* START *
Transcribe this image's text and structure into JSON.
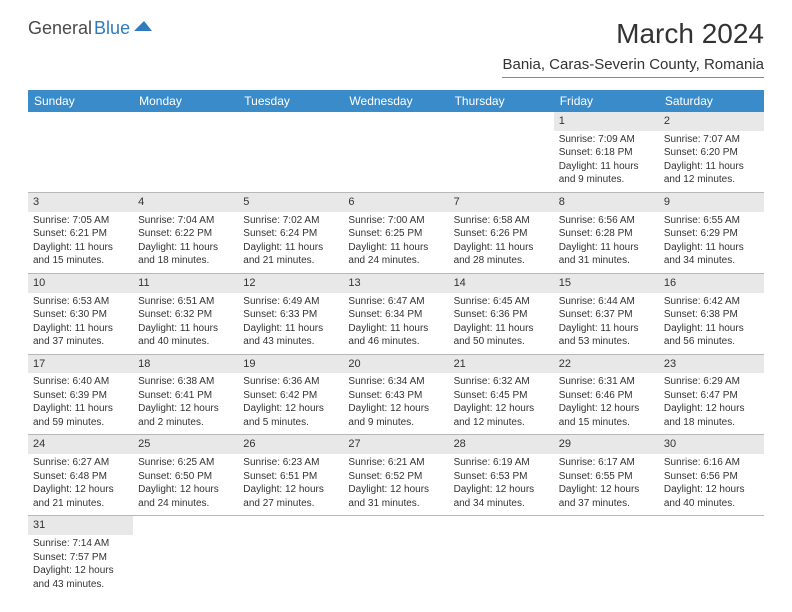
{
  "logo": {
    "text1": "General",
    "text2": "Blue"
  },
  "title": "March 2024",
  "location": "Bania, Caras-Severin County, Romania",
  "colors": {
    "header_bg": "#3a8bc9",
    "header_text": "#ffffff",
    "daynum_bg": "#e8e8e8",
    "border": "#b8b8b8",
    "text": "#333333",
    "logo_blue": "#2f7bbf"
  },
  "dayNames": [
    "Sunday",
    "Monday",
    "Tuesday",
    "Wednesday",
    "Thursday",
    "Friday",
    "Saturday"
  ],
  "startOffset": 5,
  "days": [
    {
      "n": 1,
      "sunrise": "7:09 AM",
      "sunset": "6:18 PM",
      "daylight": "11 hours and 9 minutes."
    },
    {
      "n": 2,
      "sunrise": "7:07 AM",
      "sunset": "6:20 PM",
      "daylight": "11 hours and 12 minutes."
    },
    {
      "n": 3,
      "sunrise": "7:05 AM",
      "sunset": "6:21 PM",
      "daylight": "11 hours and 15 minutes."
    },
    {
      "n": 4,
      "sunrise": "7:04 AM",
      "sunset": "6:22 PM",
      "daylight": "11 hours and 18 minutes."
    },
    {
      "n": 5,
      "sunrise": "7:02 AM",
      "sunset": "6:24 PM",
      "daylight": "11 hours and 21 minutes."
    },
    {
      "n": 6,
      "sunrise": "7:00 AM",
      "sunset": "6:25 PM",
      "daylight": "11 hours and 24 minutes."
    },
    {
      "n": 7,
      "sunrise": "6:58 AM",
      "sunset": "6:26 PM",
      "daylight": "11 hours and 28 minutes."
    },
    {
      "n": 8,
      "sunrise": "6:56 AM",
      "sunset": "6:28 PM",
      "daylight": "11 hours and 31 minutes."
    },
    {
      "n": 9,
      "sunrise": "6:55 AM",
      "sunset": "6:29 PM",
      "daylight": "11 hours and 34 minutes."
    },
    {
      "n": 10,
      "sunrise": "6:53 AM",
      "sunset": "6:30 PM",
      "daylight": "11 hours and 37 minutes."
    },
    {
      "n": 11,
      "sunrise": "6:51 AM",
      "sunset": "6:32 PM",
      "daylight": "11 hours and 40 minutes."
    },
    {
      "n": 12,
      "sunrise": "6:49 AM",
      "sunset": "6:33 PM",
      "daylight": "11 hours and 43 minutes."
    },
    {
      "n": 13,
      "sunrise": "6:47 AM",
      "sunset": "6:34 PM",
      "daylight": "11 hours and 46 minutes."
    },
    {
      "n": 14,
      "sunrise": "6:45 AM",
      "sunset": "6:36 PM",
      "daylight": "11 hours and 50 minutes."
    },
    {
      "n": 15,
      "sunrise": "6:44 AM",
      "sunset": "6:37 PM",
      "daylight": "11 hours and 53 minutes."
    },
    {
      "n": 16,
      "sunrise": "6:42 AM",
      "sunset": "6:38 PM",
      "daylight": "11 hours and 56 minutes."
    },
    {
      "n": 17,
      "sunrise": "6:40 AM",
      "sunset": "6:39 PM",
      "daylight": "11 hours and 59 minutes."
    },
    {
      "n": 18,
      "sunrise": "6:38 AM",
      "sunset": "6:41 PM",
      "daylight": "12 hours and 2 minutes."
    },
    {
      "n": 19,
      "sunrise": "6:36 AM",
      "sunset": "6:42 PM",
      "daylight": "12 hours and 5 minutes."
    },
    {
      "n": 20,
      "sunrise": "6:34 AM",
      "sunset": "6:43 PM",
      "daylight": "12 hours and 9 minutes."
    },
    {
      "n": 21,
      "sunrise": "6:32 AM",
      "sunset": "6:45 PM",
      "daylight": "12 hours and 12 minutes."
    },
    {
      "n": 22,
      "sunrise": "6:31 AM",
      "sunset": "6:46 PM",
      "daylight": "12 hours and 15 minutes."
    },
    {
      "n": 23,
      "sunrise": "6:29 AM",
      "sunset": "6:47 PM",
      "daylight": "12 hours and 18 minutes."
    },
    {
      "n": 24,
      "sunrise": "6:27 AM",
      "sunset": "6:48 PM",
      "daylight": "12 hours and 21 minutes."
    },
    {
      "n": 25,
      "sunrise": "6:25 AM",
      "sunset": "6:50 PM",
      "daylight": "12 hours and 24 minutes."
    },
    {
      "n": 26,
      "sunrise": "6:23 AM",
      "sunset": "6:51 PM",
      "daylight": "12 hours and 27 minutes."
    },
    {
      "n": 27,
      "sunrise": "6:21 AM",
      "sunset": "6:52 PM",
      "daylight": "12 hours and 31 minutes."
    },
    {
      "n": 28,
      "sunrise": "6:19 AM",
      "sunset": "6:53 PM",
      "daylight": "12 hours and 34 minutes."
    },
    {
      "n": 29,
      "sunrise": "6:17 AM",
      "sunset": "6:55 PM",
      "daylight": "12 hours and 37 minutes."
    },
    {
      "n": 30,
      "sunrise": "6:16 AM",
      "sunset": "6:56 PM",
      "daylight": "12 hours and 40 minutes."
    },
    {
      "n": 31,
      "sunrise": "7:14 AM",
      "sunset": "7:57 PM",
      "daylight": "12 hours and 43 minutes."
    }
  ]
}
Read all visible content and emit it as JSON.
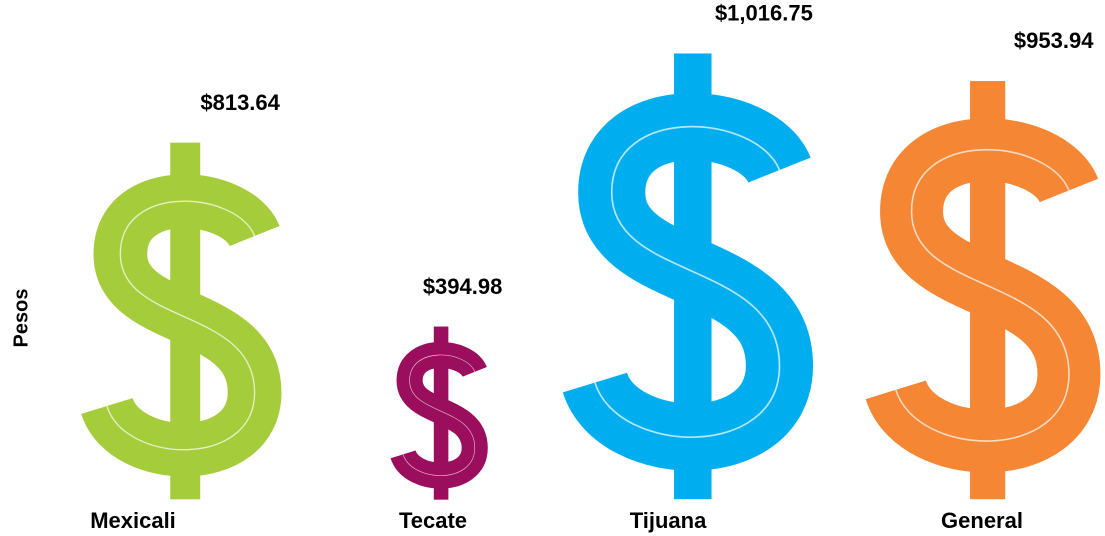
{
  "chart_data": {
    "type": "pictograph",
    "y_label": "Pesos",
    "categories": [
      "Mexicali",
      "Tecate",
      "Tijuana",
      "General"
    ],
    "values": [
      813.64,
      394.98,
      1016.75,
      953.94
    ],
    "value_labels": [
      "$813.64",
      "$394.98",
      "$1,016.75",
      "$953.94"
    ],
    "colors": [
      "#a5cd3b",
      "#9b0d5d",
      "#00aeef",
      "#f58634"
    ]
  }
}
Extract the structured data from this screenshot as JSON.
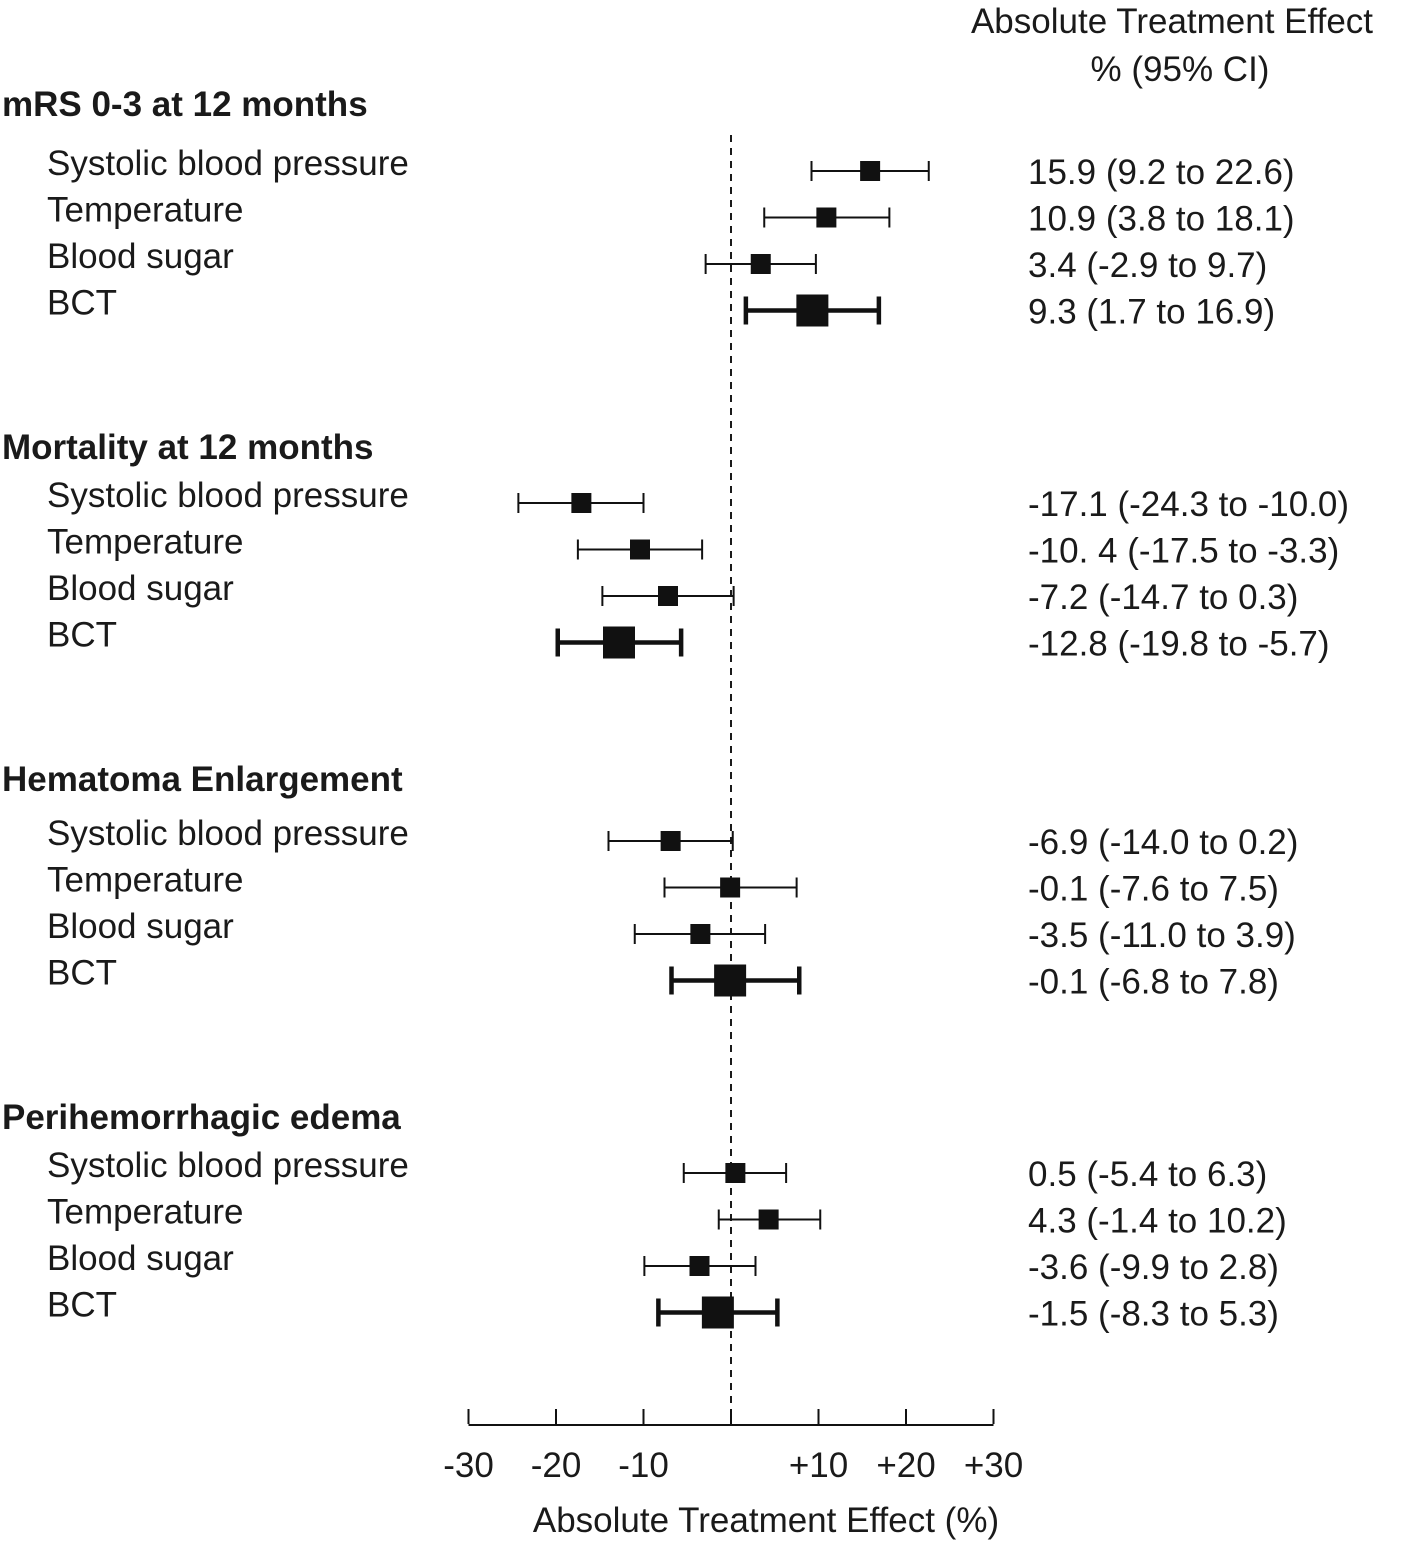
{
  "chart_data": {
    "type": "forest",
    "header": [
      "Absolute Treatment Effect",
      "% (95% CI)"
    ],
    "xlabel": "Absolute Treatment Effect (%)",
    "xlim": [
      -30,
      30
    ],
    "ticks": [
      -30,
      -20,
      -10,
      0,
      10,
      20,
      30
    ],
    "tick_labels": [
      "-30",
      "-20",
      "-10",
      "",
      "+10",
      "+20",
      "+30"
    ],
    "reference_line": 0,
    "groups": [
      {
        "title": "mRS 0-3 at 12 months",
        "rows": [
          {
            "label": "Systolic blood pressure",
            "estimate": 15.9,
            "lower": 9.2,
            "upper": 22.6,
            "text": "15.9 (9.2 to 22.6)",
            "summary": false
          },
          {
            "label": "Temperature",
            "estimate": 10.9,
            "lower": 3.8,
            "upper": 18.1,
            "text": "10.9 (3.8 to 18.1)",
            "summary": false
          },
          {
            "label": "Blood sugar",
            "estimate": 3.4,
            "lower": -2.9,
            "upper": 9.7,
            "text": "3.4 (-2.9 to 9.7)",
            "summary": false
          },
          {
            "label": "BCT",
            "estimate": 9.3,
            "lower": 1.7,
            "upper": 16.9,
            "text": "9.3 (1.7 to 16.9)",
            "summary": true
          }
        ]
      },
      {
        "title": "Mortality at 12 months",
        "rows": [
          {
            "label": "Systolic blood pressure",
            "estimate": -17.1,
            "lower": -24.3,
            "upper": -10.0,
            "text": "-17.1 (-24.3 to -10.0)",
            "summary": false
          },
          {
            "label": "Temperature",
            "estimate": -10.4,
            "lower": -17.5,
            "upper": -3.3,
            "text": "-10. 4 (-17.5 to -3.3)",
            "summary": false
          },
          {
            "label": "Blood sugar",
            "estimate": -7.2,
            "lower": -14.7,
            "upper": 0.3,
            "text": "-7.2 (-14.7 to 0.3)",
            "summary": false
          },
          {
            "label": "BCT",
            "estimate": -12.8,
            "lower": -19.8,
            "upper": -5.7,
            "text": "-12.8 (-19.8 to -5.7)",
            "summary": true
          }
        ]
      },
      {
        "title": "Hematoma Enlargement",
        "rows": [
          {
            "label": "Systolic blood pressure",
            "estimate": -6.9,
            "lower": -14.0,
            "upper": 0.2,
            "text": "-6.9 (-14.0 to 0.2)",
            "summary": false
          },
          {
            "label": "Temperature",
            "estimate": -0.1,
            "lower": -7.6,
            "upper": 7.5,
            "text": "-0.1 (-7.6 to 7.5)",
            "summary": false
          },
          {
            "label": "Blood sugar",
            "estimate": -3.5,
            "lower": -11.0,
            "upper": 3.9,
            "text": "-3.5 (-11.0 to 3.9)",
            "summary": false
          },
          {
            "label": "BCT",
            "estimate": -0.1,
            "lower": -6.8,
            "upper": 7.8,
            "text": "-0.1 (-6.8 to 7.8)",
            "summary": true
          }
        ]
      },
      {
        "title": "Perihemorrhagic edema",
        "rows": [
          {
            "label": "Systolic blood pressure",
            "estimate": 0.5,
            "lower": -5.4,
            "upper": 6.3,
            "text": "0.5 (-5.4 to 6.3)",
            "summary": false
          },
          {
            "label": "Temperature",
            "estimate": 4.3,
            "lower": -1.4,
            "upper": 10.2,
            "text": "4.3 (-1.4 to 10.2)",
            "summary": false
          },
          {
            "label": "Blood sugar",
            "estimate": -3.6,
            "lower": -9.9,
            "upper": 2.8,
            "text": "-3.6 (-9.9 to 2.8)",
            "summary": false
          },
          {
            "label": "BCT",
            "estimate": -1.5,
            "lower": -8.3,
            "upper": 5.3,
            "text": "-1.5 (-8.3 to 5.3)",
            "summary": true
          }
        ]
      }
    ]
  }
}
* END *
### Objective:
Search the data above for lines holding "this" and copy each of them.

### Final result:
Transcribe this image's text and structure into JSON.
Extract the structured data from this screenshot as JSON.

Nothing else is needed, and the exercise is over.